**DOCUMENT PASSAGE**
============

Alaskan dog sled racers, a mummer band, panels from the AIDS Quilt and an Elvis impersonator will march down Pennsylvania Avenue on Wednesday, each with their own story to tell about how they came to be in President Clinton's inaugural parade.

A potpourri mixing political pageantry and military precision with Hollywood glitz, the quadrennial spectacle will feature jugglers, miniature horses, high school marching bands from sea to shining sea and enough military units to liberate a small country.

More than 10,000 people will march in the parade, which kicks off at 2:30 p.m. from Third Street and Pennsylvania Avenue NW. Lining the 15-block route will be tens of thousands of spectators and a mere 253 portable toilets.

Marching behind the University of Arkansas Razorback Band and in front of Miss Arkansas will be high school senior Jennifer DeVault of Ashdown, Ark., an all-American girl-next-door living out her dream by being able to twirl her baton for the Clintons.

"I felt like I won the lottery," said DeVault, who wrote Clinton asking for a spot in his parade even before he won. But to get to Washington, says her dad, the family had to go "begging" to local businesses to raise some of the estimated $4,000 in costs. They were happy to oblige. "Everybody just loves Jennifer and her twirling," said Dick DeVault.

The J.W. "Blind" Boone Highsteppers, 31 children who live in public housing in Columbia, Mo., usually perform in raggedy sweat shirts, but on Wednesday they'll be high-stepping in sequined tuxedos, the first new clothes some of them have seen in a long time.

Showing the nation how they survived, the Homestead (Fla.) Marching Broncos, their numbers decimated when uprooted families drifted or were forced away after Hurricane Andrew, will be among the proudest of the proud to march down the Avenue of the Presidents.

Parade planners culled through more than 500 applications to pick the lucky few. Here are some of their stories.

Jennifer DeVault was born to twirl.

A 17-year-old drama enthusiast and honor student who is taking four advanced courses this semester, Jennifer still finds time to teach the younger children in her home town. But mostly she twirls.

============

**RECORDED DATA**

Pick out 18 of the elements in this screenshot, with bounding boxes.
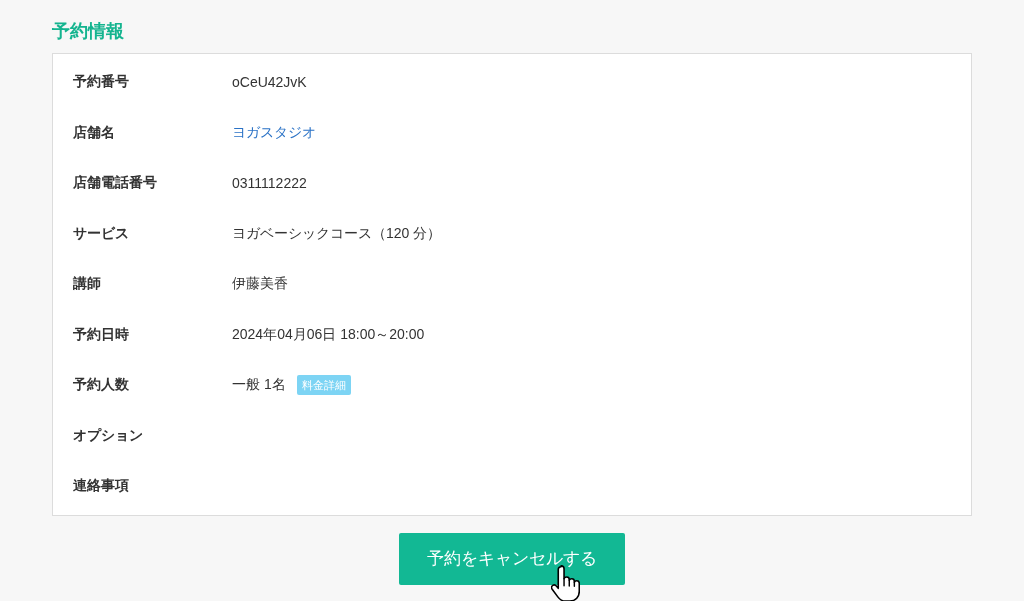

============

Reproduce the portion of the inaugural parade article that opens with the words containing "A potpourri mixing" and closes with "for the Clintons.".

A potpourri mixing political pageantry and military precision with Hollywood glitz, the quadrennial spectacle will feature jugglers, miniature horses, high school marching bands from sea to shining sea and enough military units to liberate a small country.

More than 10,000 people will march in the parade, which kicks off at 2:30 p.m. from Third Street and Pennsylvania Avenue NW. Lining the 15-block route will be tens of thousands of spectators and a mere 253 portable toilets.

Marching behind the University of Arkansas Razorback Band and in front of Miss Arkansas will be high school senior Jennifer DeVault of Ashdown, Ark., an all-American girl-next-door living out her dream by being able to twirl her baton for the Clintons.